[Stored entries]
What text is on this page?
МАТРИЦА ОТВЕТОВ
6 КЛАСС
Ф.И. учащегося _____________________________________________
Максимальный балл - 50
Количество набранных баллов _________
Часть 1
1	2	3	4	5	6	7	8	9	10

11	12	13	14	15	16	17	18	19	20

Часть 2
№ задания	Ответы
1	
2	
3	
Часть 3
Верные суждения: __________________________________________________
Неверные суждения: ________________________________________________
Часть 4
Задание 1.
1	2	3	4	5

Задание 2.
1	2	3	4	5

* _What to produce_: In the entries above, identify every line with the word "суждения". Copy those lines.

* _Worked answer_:
Верные суждения: __________________________________________________
Неверные суждения: ________________________________________________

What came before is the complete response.